- _TASK PROMPT_: Pull each line containing "behövs" out of the data and copy it.

- _RECORDED DATA_:
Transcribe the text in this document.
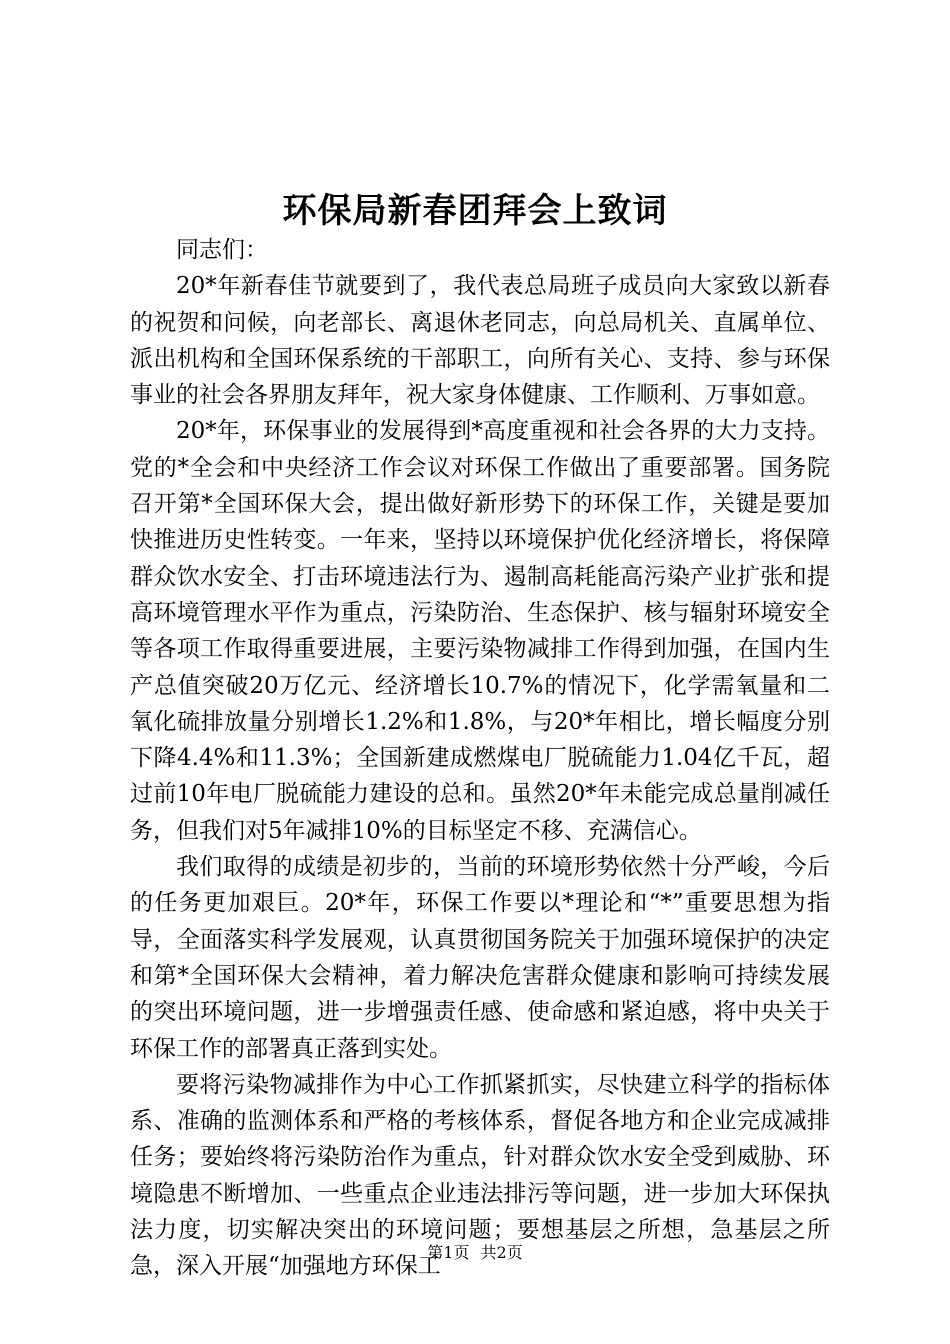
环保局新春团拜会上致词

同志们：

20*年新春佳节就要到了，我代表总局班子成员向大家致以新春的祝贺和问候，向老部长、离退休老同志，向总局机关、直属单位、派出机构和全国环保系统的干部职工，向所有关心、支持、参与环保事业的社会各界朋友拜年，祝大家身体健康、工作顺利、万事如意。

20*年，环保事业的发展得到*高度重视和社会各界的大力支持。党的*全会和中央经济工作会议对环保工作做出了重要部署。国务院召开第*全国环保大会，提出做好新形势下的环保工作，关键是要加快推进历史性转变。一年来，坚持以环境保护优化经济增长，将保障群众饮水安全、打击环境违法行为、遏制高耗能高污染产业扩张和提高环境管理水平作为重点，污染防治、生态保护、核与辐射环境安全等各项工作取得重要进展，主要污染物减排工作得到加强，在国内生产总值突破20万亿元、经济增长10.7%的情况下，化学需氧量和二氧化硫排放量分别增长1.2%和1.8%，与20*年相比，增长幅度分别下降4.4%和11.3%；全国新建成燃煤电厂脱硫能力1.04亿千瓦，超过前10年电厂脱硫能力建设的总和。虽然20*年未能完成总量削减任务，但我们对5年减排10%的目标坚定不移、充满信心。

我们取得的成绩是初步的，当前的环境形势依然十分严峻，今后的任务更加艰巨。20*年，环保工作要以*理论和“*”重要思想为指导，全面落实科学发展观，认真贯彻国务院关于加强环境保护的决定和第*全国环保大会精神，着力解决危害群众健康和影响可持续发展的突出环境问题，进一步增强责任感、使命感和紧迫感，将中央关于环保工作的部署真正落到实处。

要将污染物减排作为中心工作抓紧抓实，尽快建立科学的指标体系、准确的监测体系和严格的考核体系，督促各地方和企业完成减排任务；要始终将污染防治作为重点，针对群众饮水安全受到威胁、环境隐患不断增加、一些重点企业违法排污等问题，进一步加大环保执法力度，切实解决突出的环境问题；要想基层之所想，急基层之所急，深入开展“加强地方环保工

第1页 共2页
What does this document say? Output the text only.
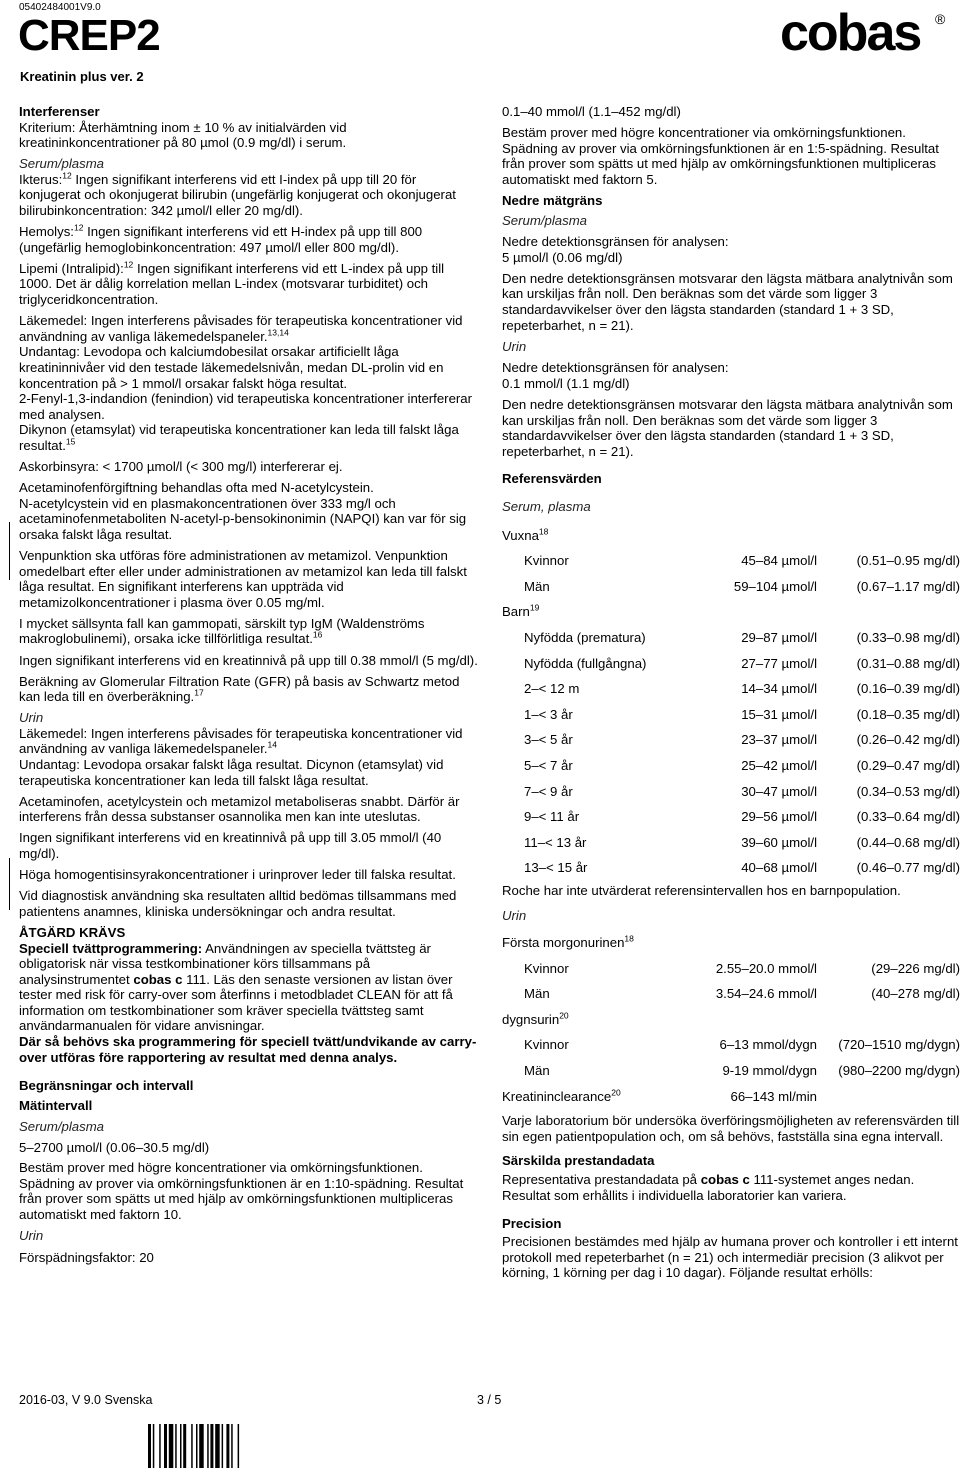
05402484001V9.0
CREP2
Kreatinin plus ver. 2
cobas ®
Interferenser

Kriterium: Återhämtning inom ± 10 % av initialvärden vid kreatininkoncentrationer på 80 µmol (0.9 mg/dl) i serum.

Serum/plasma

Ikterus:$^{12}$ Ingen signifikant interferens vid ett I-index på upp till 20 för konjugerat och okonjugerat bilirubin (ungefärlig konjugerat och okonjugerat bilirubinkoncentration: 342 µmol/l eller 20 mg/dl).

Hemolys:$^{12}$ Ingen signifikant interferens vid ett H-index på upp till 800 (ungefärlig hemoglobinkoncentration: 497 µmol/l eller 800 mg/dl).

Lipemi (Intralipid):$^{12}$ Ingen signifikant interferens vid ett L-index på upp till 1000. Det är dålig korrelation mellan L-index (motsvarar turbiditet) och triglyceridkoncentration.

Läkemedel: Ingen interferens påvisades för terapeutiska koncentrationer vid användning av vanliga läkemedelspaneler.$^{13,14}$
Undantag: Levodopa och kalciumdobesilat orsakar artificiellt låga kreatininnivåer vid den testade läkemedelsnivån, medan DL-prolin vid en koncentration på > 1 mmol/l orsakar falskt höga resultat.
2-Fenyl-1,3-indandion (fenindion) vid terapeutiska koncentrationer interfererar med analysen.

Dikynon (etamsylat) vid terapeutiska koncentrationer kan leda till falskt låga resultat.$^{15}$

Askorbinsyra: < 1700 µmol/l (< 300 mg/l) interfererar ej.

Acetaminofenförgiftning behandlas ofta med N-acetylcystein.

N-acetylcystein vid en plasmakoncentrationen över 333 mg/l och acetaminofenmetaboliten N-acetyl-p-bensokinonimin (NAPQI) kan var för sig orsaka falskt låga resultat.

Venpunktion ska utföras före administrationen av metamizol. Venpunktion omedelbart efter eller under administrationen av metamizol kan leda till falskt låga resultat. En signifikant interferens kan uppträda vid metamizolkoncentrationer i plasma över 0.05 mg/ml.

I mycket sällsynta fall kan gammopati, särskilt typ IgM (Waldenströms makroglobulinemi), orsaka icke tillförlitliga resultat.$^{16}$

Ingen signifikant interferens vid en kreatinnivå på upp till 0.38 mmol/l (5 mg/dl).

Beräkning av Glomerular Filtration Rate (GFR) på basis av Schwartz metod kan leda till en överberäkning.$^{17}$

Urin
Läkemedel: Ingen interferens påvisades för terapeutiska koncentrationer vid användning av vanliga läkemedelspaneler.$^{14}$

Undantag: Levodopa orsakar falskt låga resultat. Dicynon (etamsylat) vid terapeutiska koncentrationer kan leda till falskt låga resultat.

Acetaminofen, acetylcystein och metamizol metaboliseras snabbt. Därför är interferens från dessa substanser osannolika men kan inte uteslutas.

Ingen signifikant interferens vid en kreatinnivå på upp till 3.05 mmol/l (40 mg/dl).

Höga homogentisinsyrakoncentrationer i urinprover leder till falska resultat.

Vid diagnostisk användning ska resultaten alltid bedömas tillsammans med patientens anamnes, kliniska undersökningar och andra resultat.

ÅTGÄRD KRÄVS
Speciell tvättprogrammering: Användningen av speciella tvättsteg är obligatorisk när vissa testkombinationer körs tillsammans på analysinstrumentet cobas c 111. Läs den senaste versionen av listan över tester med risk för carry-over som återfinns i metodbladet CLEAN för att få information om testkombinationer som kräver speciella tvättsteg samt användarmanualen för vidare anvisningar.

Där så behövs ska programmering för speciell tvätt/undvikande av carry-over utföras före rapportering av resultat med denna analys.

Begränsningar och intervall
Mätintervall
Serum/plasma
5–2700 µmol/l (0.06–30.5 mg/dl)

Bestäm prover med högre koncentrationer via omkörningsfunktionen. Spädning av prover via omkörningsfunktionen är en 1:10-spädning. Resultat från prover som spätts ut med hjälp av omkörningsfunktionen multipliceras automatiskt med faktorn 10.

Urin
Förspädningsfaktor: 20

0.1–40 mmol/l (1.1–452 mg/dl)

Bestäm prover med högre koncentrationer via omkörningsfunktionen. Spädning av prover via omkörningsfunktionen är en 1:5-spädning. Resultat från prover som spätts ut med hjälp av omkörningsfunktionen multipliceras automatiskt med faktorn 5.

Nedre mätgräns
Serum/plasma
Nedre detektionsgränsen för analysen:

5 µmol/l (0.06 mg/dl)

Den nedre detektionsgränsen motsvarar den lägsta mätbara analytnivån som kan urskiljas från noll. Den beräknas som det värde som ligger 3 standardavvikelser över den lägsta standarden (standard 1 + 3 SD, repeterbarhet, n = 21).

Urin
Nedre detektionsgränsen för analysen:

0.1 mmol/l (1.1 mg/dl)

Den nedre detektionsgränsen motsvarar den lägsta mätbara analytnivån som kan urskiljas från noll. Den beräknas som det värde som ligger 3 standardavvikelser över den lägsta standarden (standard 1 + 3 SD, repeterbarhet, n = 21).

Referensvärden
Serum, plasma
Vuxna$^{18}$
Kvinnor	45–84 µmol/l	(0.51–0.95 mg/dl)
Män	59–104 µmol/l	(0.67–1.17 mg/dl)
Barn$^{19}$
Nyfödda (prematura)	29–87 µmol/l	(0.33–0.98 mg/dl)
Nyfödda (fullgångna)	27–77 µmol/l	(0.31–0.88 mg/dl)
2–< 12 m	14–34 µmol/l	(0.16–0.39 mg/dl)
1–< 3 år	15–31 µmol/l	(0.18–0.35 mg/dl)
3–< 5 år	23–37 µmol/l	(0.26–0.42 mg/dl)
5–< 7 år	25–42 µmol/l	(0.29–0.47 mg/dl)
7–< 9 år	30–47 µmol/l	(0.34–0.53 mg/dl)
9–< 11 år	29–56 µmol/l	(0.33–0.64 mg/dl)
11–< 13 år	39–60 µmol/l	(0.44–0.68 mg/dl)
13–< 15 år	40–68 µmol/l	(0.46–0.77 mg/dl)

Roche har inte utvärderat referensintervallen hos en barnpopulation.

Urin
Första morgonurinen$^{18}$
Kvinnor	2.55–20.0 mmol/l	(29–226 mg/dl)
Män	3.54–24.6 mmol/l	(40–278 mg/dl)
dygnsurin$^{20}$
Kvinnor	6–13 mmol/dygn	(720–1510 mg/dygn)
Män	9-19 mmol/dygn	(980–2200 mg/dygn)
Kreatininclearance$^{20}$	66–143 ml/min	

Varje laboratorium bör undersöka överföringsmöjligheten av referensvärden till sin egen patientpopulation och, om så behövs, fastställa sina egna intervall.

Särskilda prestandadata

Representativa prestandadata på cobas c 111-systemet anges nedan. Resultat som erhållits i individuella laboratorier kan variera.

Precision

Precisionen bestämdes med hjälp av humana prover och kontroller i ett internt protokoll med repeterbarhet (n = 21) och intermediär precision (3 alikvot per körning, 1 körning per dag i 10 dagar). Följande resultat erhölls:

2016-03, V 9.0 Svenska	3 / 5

- _ANSWER TO THE TASK_:
Där så behövs ska programmering för speciell tvätt/undvikande av carry-over utföras före rapportering av resultat med denna analys.
Varje laboratorium bör undersöka överföringsmöjligheten av referensvärden till sin egen patientpopulation och, om så behövs, fastställa sina egna intervall.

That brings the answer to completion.